Directive — Provide only the number of lines in the listing that contain the string "name".

Supplied entries —
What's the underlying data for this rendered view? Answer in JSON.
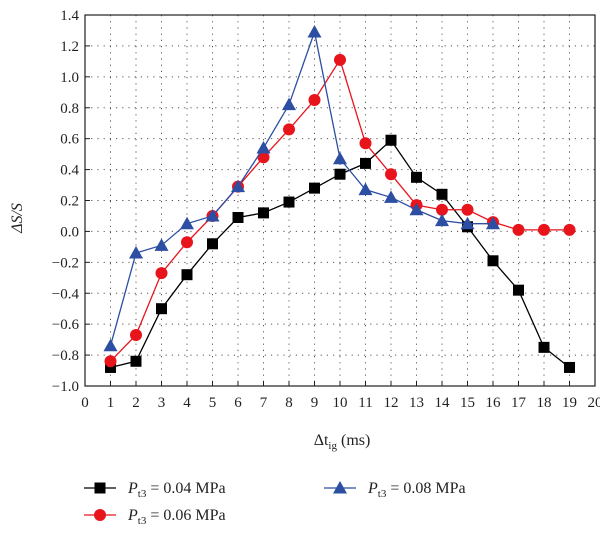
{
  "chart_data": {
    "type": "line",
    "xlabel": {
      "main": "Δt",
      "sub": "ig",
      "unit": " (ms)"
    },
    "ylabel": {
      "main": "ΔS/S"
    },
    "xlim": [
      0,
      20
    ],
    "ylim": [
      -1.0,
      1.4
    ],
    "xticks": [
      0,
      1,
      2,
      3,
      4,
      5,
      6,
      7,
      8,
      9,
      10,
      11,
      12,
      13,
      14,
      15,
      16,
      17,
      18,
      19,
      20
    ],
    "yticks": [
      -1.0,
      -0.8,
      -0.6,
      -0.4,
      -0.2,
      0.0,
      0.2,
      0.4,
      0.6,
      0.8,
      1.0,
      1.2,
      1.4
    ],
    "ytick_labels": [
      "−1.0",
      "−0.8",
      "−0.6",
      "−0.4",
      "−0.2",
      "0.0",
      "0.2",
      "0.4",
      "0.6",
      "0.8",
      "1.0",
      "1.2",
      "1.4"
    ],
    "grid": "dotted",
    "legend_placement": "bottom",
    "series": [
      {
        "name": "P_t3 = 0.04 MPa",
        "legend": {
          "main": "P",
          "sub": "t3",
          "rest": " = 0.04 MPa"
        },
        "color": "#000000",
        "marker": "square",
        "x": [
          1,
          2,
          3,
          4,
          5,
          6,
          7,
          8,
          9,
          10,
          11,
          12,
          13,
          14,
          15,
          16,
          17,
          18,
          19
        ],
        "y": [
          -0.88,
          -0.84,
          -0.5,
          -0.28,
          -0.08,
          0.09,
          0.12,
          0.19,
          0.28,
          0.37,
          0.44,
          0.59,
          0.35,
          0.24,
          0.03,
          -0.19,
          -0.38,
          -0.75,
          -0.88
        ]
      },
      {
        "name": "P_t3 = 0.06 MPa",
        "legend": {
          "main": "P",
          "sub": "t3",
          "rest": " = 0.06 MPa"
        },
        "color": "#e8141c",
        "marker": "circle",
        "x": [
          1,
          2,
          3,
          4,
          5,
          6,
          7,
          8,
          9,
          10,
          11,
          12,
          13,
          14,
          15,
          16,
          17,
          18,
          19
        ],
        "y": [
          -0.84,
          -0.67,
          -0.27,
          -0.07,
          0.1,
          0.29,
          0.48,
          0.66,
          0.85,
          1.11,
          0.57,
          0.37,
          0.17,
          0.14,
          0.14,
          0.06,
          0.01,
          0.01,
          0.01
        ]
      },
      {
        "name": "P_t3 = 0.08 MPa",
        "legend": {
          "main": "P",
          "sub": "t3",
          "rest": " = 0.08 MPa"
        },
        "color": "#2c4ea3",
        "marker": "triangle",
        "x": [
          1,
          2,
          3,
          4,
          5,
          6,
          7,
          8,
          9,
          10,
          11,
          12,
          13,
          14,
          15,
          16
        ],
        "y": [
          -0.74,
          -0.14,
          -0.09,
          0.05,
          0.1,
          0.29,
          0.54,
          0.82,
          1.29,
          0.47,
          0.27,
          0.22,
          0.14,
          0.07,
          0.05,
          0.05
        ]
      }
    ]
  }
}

Solution below — 3